§ **Task directions**:
Would you quote every entry exactly, dropping only the pictures?

§ **Information provided**:
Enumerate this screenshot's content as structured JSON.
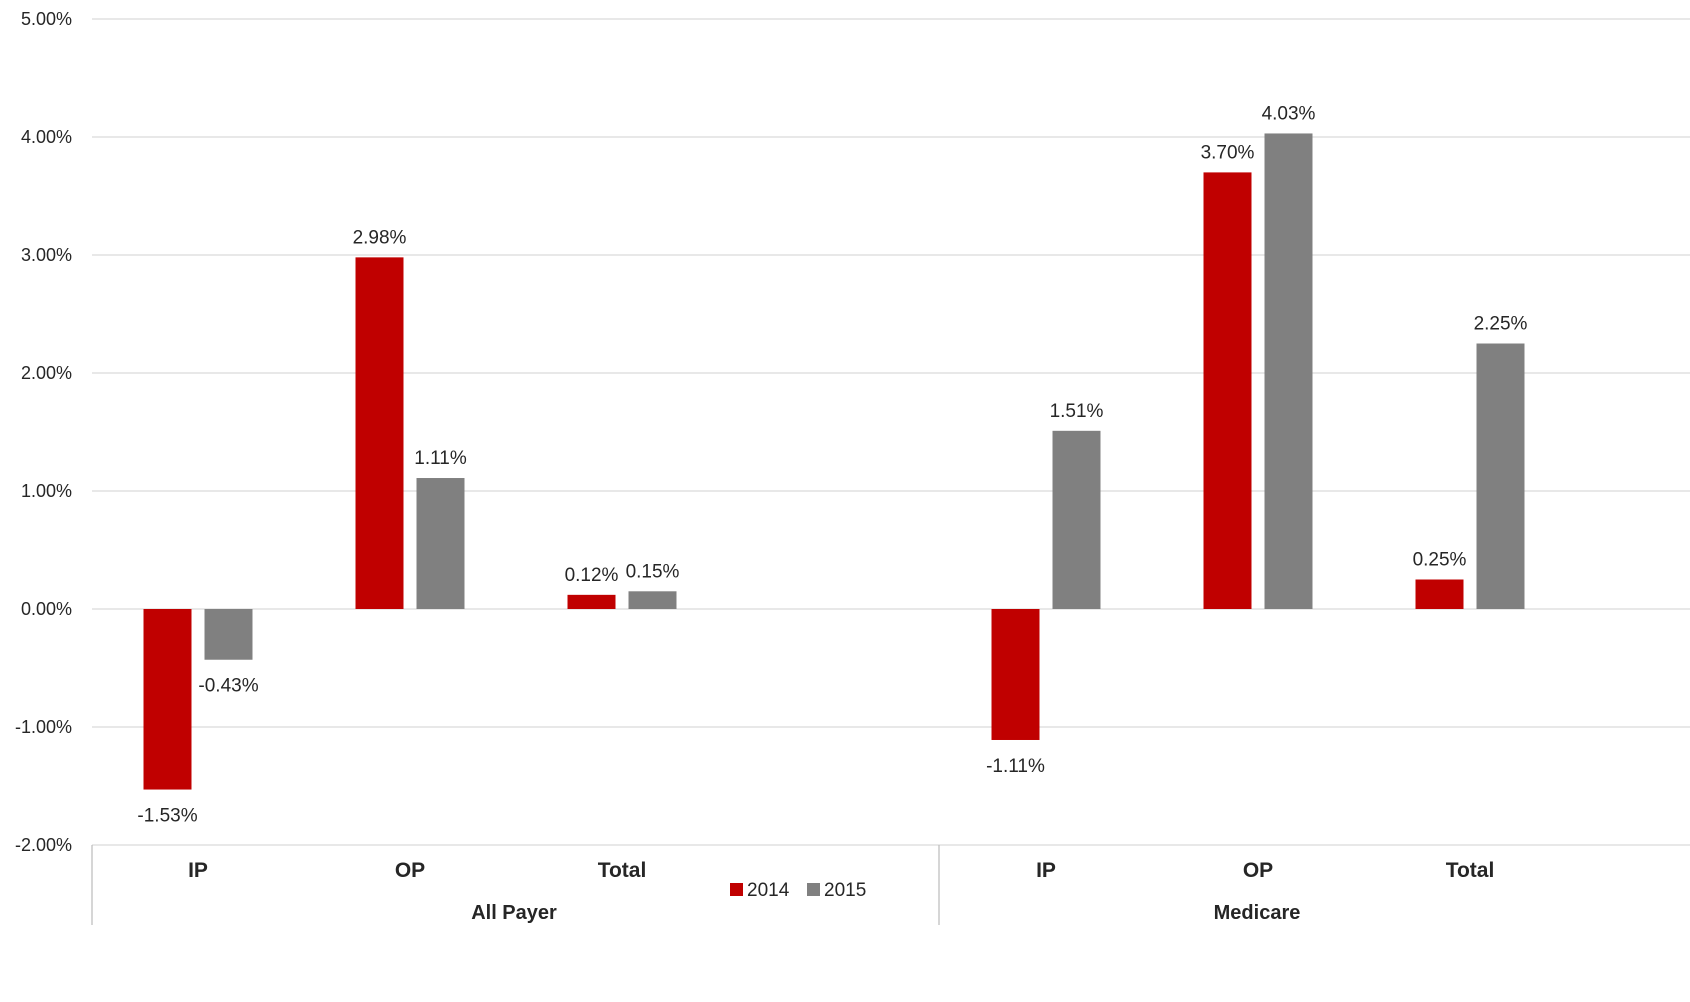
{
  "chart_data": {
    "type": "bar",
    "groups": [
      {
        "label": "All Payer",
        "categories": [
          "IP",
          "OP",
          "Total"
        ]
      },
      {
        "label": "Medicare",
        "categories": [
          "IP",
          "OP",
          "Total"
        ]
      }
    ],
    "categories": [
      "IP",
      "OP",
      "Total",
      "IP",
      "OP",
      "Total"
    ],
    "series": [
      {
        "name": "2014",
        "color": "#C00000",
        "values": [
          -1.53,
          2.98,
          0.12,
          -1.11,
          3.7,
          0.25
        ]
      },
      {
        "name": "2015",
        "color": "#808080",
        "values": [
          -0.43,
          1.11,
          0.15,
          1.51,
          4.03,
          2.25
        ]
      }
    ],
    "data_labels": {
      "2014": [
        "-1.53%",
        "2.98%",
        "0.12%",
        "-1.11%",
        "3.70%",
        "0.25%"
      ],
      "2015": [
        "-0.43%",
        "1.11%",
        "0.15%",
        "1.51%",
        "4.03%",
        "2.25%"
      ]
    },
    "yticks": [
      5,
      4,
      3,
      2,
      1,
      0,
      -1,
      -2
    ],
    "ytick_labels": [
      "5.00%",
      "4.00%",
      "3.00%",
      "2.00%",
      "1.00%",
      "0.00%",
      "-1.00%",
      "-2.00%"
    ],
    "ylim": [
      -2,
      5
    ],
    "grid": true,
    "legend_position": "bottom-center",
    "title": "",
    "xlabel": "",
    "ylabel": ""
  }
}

§ **Completed exercise**:
Enumerate this screenshot's content as structured JSON.
{
  "chart_data": {
    "type": "bar",
    "groups": [
      {
        "label": "All Payer",
        "categories": [
          "IP",
          "OP",
          "Total"
        ]
      },
      {
        "label": "Medicare",
        "categories": [
          "IP",
          "OP",
          "Total"
        ]
      }
    ],
    "categories": [
      "IP",
      "OP",
      "Total",
      "IP",
      "OP",
      "Total"
    ],
    "series": [
      {
        "name": "2014",
        "color": "#C00000",
        "values": [
          -1.53,
          2.98,
          0.12,
          -1.11,
          3.7,
          0.25
        ]
      },
      {
        "name": "2015",
        "color": "#808080",
        "values": [
          -0.43,
          1.11,
          0.15,
          1.51,
          4.03,
          2.25
        ]
      }
    ],
    "data_labels": {
      "2014": [
        "-1.53%",
        "2.98%",
        "0.12%",
        "-1.11%",
        "3.70%",
        "0.25%"
      ],
      "2015": [
        "-0.43%",
        "1.11%",
        "0.15%",
        "1.51%",
        "4.03%",
        "2.25%"
      ]
    },
    "yticks": [
      5,
      4,
      3,
      2,
      1,
      0,
      -1,
      -2
    ],
    "ytick_labels": [
      "5.00%",
      "4.00%",
      "3.00%",
      "2.00%",
      "1.00%",
      "0.00%",
      "-1.00%",
      "-2.00%"
    ],
    "ylim": [
      -2,
      5
    ],
    "grid": true,
    "legend_position": "bottom-center",
    "title": "",
    "xlabel": "",
    "ylabel": ""
  }
}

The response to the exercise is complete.